## EXTRACTED DATA:
# # # # #

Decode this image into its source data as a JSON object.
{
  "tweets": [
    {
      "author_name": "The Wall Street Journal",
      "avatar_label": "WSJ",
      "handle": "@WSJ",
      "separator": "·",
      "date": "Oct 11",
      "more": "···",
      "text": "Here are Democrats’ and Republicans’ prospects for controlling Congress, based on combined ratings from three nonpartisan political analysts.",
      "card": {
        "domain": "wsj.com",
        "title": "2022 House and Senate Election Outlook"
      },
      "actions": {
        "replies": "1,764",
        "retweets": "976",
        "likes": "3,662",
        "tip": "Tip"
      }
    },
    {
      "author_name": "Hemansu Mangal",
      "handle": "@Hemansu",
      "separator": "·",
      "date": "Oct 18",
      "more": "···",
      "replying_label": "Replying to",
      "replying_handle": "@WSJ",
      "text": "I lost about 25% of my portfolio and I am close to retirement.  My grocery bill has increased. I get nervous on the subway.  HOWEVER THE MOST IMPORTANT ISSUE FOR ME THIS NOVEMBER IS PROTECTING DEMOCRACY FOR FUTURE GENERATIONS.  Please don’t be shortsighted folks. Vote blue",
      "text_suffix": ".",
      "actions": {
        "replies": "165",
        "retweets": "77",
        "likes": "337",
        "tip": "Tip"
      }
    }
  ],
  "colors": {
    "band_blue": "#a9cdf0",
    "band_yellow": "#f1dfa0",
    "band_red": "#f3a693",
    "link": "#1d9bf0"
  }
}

# # # # #

## BRIEF:
The data above must be returned in full, exactly as written.

## ANSWER FOR THE TASK:
Decode this image into its source data as a JSON object.
{
  "tweets": [
    {
      "author_name": "The Wall Street Journal",
      "avatar_label": "WSJ",
      "handle": "@WSJ",
      "separator": "·",
      "date": "Oct 11",
      "more": "···",
      "text": "Here are Democrats’ and Republicans’ prospects for controlling Congress, based on combined ratings from three nonpartisan political analysts.",
      "card": {
        "domain": "wsj.com",
        "title": "2022 House and Senate Election Outlook"
      },
      "actions": {
        "replies": "1,764",
        "retweets": "976",
        "likes": "3,662",
        "tip": "Tip"
      }
    },
    {
      "author_name": "Hemansu Mangal",
      "handle": "@Hemansu",
      "separator": "·",
      "date": "Oct 18",
      "more": "···",
      "replying_label": "Replying to",
      "replying_handle": "@WSJ",
      "text": "I lost about 25% of my portfolio and I am close to retirement.  My grocery bill has increased. I get nervous on the subway.  HOWEVER THE MOST IMPORTANT ISSUE FOR ME THIS NOVEMBER IS PROTECTING DEMOCRACY FOR FUTURE GENERATIONS.  Please don’t be shortsighted folks. Vote blue",
      "text_suffix": ".",
      "actions": {
        "replies": "165",
        "retweets": "77",
        "likes": "337",
        "tip": "Tip"
      }
    }
  ],
  "colors": {
    "band_blue": "#a9cdf0",
    "band_yellow": "#f1dfa0",
    "band_red": "#f3a693",
    "link": "#1d9bf0"
  }
}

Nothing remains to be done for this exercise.